Task list -
1. Condense the paragraph of the case summary below that begins "The informant alleged that the poem promoted" into a short bulleted list that keeps its main facts.
2. Render this sentence from the case summary below in Spanish: "The Court additionally underlined the duty of police under Article 51-A(a) to respect constitutional freedoms and explained the scope of Section 173(3), BNSS (preliminary inquiry for offences punishable between three and seven years)."

Source passage -
A) ABSTRACT / HEADNOTE
Imran Pratapgadhi v. State of Gujarat & Anr., [2025] 3 S.C.R. 1309 : 2025 INSC 410 The Supreme Court examined whether the recitation (in Urdu) of a poem that appeared as background audio in a 46-second video posted by a Rajya Sabha member attracted offences under Sections 196, 197(1), 299, 302, 57 and 3(5) of the Bharatiya Nyaya Sanhita, 2023 (BNS).
The informant alleged that the poem promoted communal enmity, hurt religious feelings and threatened national unity. On close textual and contextual analysis the Court held that the poem did not refer to any religion, caste, community, language or region; its tenor was protest and sacrifice against rulers and a call to suffer injustice with love rather than incite inter-communal violence.
Applying the statutory text, constitutional guarantees under Article 19(1)(a) read with its exception in Article 19(2), and established judicial standards for speech-related offences (reasonable, strong-minded person test), the Court found no prima facie case under the cited BNS provisions.
The Court additionally underlined the duty of police under Article 51-A(a) to respect constitutional freedoms and explained the scope of Section 173(3), BNSS (preliminary inquiry for offences punishable between three and seven years).
Because mens rea is an essential ingredient where speech offences are alleged, and because the police did not exercise the s.173(3) option (or, on a plain reading, receive information disclosing a cognizable offence), the FIR was mechanically registered and constituted an abuse of process; the High Court’s refusal to quash the FIR was set aside and the FIR quashed.
Keywords: Freedom of speech, Article 19(1)(a), Bharatiya Nyaya Sanhita s.196, mens rea in speech offences, s.173(3) BNSS — preliminary enquiry.
B) CASE DETAILS
| Item | Details |
|---|---|
| i) Judgement / Cause Title | Imran Pratapgadhi v. State of Gujarat & Anr. |
| ii) Case Number | Criminal Appeal No. 1545 of 2025 |
| iii) Judgement Date | 28 March 2025 |
| iv) Court | Supreme Court of India |
| v) Quorum | Abhay S. Oka and Ujjal Bhuyan, JJ. |
| vi) Author | Abhay S. Oka, J. |
| vii) Citation | [2025] 3 S.C.R. 1309 : 2025 INSC 410 |
| viii) Legal Provisions Involved | Bharatiya Nyaya Sanhita, 2023: ss.196, 197(1), 299, 302, 57; BNSS s.173(1), s.173(3); BNSS s.528; Constitution: Arts.19(1)(a), 19(2), 51-A(a); CrPC s.154 (comparative) |
| ix) Judgments overruled by the Case | None indicated |
| x) Related Law Subjects | Constitutional law; Criminal law (speech offences); Procedure (investigation / FIR registration); Police duties; Human rights |
C) INTRODUCTION AND BACKGROUND OF JUDGEMENT
The appeal arose from an FIR lodged after a verified social-media post by the appellant, a Member of Parliament (Rajya Sabha), which carried a short video with a background recitation of an Urdu poem. The informant alleged that the words incited communal hatred and hurt religious sentiments, hence offences under ss.196, 197(1), 299, 302, 57 and 3(5) BNS were invoked.

Supplied data -
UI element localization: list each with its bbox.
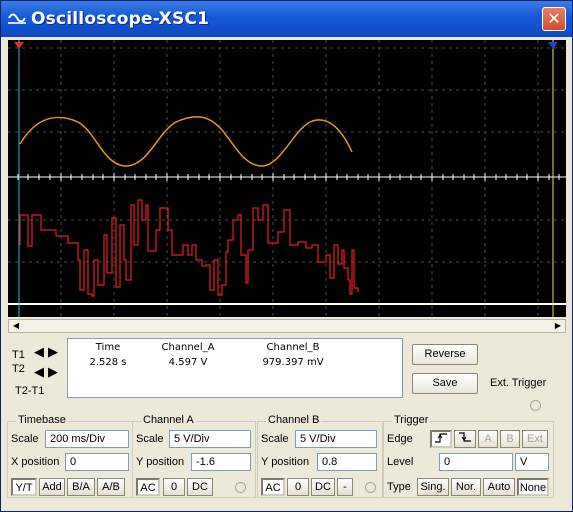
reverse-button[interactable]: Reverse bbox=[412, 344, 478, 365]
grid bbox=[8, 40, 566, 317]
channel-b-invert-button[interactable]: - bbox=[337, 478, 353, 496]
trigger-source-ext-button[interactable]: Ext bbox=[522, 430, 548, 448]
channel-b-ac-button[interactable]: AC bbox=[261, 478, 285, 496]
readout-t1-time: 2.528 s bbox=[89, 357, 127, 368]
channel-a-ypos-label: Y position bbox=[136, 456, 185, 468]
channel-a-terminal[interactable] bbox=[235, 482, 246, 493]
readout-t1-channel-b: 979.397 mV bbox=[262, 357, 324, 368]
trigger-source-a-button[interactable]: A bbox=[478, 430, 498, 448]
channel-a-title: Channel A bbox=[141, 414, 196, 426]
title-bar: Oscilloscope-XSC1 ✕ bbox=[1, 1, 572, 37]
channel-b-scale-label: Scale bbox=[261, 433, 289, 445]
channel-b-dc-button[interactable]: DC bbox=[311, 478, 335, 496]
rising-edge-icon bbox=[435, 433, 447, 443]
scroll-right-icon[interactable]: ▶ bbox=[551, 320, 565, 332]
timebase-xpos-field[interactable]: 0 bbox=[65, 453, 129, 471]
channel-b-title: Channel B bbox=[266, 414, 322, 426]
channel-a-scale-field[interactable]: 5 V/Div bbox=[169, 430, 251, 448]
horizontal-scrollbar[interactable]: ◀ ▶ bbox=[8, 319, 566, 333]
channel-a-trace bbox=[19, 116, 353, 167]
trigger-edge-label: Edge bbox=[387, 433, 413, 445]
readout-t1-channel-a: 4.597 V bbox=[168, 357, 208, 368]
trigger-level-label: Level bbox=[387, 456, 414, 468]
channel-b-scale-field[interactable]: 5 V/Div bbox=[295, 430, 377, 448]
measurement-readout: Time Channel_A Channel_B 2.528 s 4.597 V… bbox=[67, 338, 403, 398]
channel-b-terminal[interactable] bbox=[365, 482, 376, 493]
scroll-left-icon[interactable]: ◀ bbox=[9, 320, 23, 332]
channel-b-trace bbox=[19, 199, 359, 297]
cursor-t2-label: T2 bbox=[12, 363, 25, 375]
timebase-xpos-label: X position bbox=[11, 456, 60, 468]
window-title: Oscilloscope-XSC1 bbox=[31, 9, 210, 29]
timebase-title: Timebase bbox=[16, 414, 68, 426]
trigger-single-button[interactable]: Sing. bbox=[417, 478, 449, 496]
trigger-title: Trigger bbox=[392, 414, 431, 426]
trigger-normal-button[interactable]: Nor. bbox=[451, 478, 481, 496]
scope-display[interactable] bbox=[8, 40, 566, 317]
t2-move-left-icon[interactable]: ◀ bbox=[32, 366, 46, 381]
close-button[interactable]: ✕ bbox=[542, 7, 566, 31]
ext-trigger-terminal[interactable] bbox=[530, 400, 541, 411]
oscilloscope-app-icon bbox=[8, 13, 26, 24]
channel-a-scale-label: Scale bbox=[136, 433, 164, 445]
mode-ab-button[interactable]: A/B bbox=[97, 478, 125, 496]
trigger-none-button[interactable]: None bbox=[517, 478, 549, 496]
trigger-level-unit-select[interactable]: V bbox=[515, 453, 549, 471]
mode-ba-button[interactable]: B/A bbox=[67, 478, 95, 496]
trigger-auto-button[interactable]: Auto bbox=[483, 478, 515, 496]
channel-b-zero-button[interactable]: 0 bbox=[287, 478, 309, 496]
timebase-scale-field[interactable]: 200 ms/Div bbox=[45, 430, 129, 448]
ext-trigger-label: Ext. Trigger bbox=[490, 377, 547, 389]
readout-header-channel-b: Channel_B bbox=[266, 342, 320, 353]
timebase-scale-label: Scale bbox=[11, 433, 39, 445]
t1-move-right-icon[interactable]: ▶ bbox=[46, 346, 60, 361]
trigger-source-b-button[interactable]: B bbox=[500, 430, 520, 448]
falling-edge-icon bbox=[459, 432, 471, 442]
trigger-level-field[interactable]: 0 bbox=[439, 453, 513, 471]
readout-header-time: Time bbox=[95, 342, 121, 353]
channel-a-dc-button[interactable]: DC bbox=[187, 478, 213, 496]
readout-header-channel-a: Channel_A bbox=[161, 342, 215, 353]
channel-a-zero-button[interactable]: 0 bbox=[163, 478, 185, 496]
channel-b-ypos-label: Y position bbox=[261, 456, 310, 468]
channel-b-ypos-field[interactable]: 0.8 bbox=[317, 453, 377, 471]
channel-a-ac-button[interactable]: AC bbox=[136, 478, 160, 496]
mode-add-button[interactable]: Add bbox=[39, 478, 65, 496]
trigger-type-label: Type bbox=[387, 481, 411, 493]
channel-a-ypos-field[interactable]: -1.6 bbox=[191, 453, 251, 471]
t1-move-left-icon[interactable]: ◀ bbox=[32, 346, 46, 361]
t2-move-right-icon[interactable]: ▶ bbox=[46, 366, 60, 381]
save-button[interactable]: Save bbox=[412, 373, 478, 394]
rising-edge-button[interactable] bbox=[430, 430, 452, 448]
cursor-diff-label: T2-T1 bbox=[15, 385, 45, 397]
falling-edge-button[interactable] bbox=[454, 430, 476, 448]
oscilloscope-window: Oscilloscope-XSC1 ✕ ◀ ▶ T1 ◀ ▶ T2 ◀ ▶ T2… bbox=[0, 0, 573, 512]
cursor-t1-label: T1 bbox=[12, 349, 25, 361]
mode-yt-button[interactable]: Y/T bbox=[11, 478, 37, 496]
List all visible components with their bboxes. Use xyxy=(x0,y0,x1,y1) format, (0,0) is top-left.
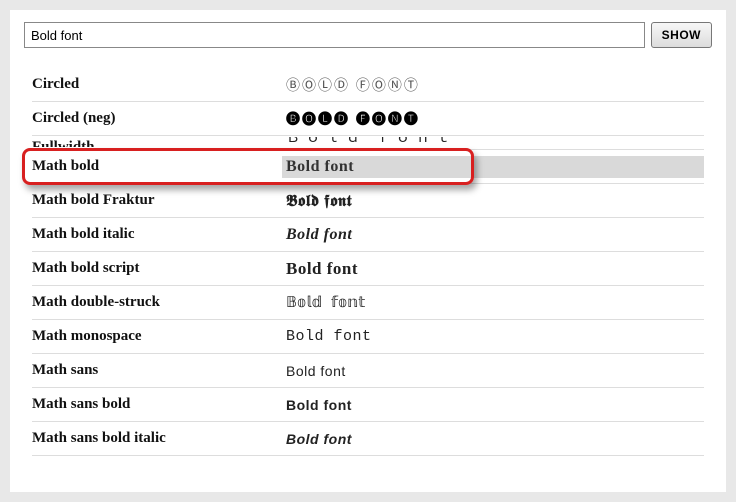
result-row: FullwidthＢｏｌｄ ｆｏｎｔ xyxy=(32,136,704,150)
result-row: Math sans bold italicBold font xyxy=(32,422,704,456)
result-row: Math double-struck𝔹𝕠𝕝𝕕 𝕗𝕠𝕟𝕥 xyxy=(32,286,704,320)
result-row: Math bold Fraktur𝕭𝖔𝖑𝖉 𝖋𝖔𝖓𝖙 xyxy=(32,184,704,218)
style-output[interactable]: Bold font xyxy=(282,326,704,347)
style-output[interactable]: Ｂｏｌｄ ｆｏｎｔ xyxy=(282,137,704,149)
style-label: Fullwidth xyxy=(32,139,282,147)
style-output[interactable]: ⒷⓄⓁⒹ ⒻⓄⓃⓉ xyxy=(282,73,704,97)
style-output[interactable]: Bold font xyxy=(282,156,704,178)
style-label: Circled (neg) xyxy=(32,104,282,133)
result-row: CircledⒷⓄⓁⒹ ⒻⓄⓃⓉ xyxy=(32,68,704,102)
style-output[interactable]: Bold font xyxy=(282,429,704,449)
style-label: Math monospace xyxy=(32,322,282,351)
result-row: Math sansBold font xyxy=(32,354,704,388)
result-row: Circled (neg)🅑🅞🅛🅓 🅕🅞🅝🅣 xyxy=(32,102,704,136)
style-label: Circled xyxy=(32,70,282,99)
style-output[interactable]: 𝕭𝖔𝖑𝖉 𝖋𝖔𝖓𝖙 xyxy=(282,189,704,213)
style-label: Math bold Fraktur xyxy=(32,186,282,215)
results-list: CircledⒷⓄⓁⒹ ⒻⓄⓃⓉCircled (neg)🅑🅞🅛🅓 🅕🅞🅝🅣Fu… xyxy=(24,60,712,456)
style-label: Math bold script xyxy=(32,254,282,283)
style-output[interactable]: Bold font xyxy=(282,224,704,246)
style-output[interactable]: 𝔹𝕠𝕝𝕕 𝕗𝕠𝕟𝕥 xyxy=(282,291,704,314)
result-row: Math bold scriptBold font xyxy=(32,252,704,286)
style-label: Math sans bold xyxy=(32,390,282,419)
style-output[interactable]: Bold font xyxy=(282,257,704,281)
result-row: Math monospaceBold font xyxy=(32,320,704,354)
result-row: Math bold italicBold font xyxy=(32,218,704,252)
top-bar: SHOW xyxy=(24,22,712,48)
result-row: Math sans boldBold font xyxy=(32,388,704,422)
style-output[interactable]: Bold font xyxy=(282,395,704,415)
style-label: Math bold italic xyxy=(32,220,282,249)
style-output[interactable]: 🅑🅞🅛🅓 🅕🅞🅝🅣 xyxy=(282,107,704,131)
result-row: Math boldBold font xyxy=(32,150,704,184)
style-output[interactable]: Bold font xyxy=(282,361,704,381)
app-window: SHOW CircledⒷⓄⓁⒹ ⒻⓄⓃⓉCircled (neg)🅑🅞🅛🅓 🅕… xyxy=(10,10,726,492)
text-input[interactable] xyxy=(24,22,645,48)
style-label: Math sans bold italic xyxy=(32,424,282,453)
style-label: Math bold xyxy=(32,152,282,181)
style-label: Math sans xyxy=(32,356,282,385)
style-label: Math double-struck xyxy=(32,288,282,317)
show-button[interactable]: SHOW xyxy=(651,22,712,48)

Results for the exercise -
1.
- The informant claimed the poem promoted communal enmity, hurt religious feelings and threatened national unity.
- After close textual and contextual analysis, the Court held that the poem referred to no religion, caste, community, language or region.
- The Court found the poem's tenor was protest and sacrifice against rulers and a call to suffer injustice with love, not incitement to inter-communal violence.

2. Además, el Tribunal subrayó el deber de la policía, conforme al artículo 51-A(a), de respetar las libertades constitucionales y explicó el alcance del artículo 173(3) de la BNSS (investigación preliminar para delitos castigados con penas de entre tres y siete años).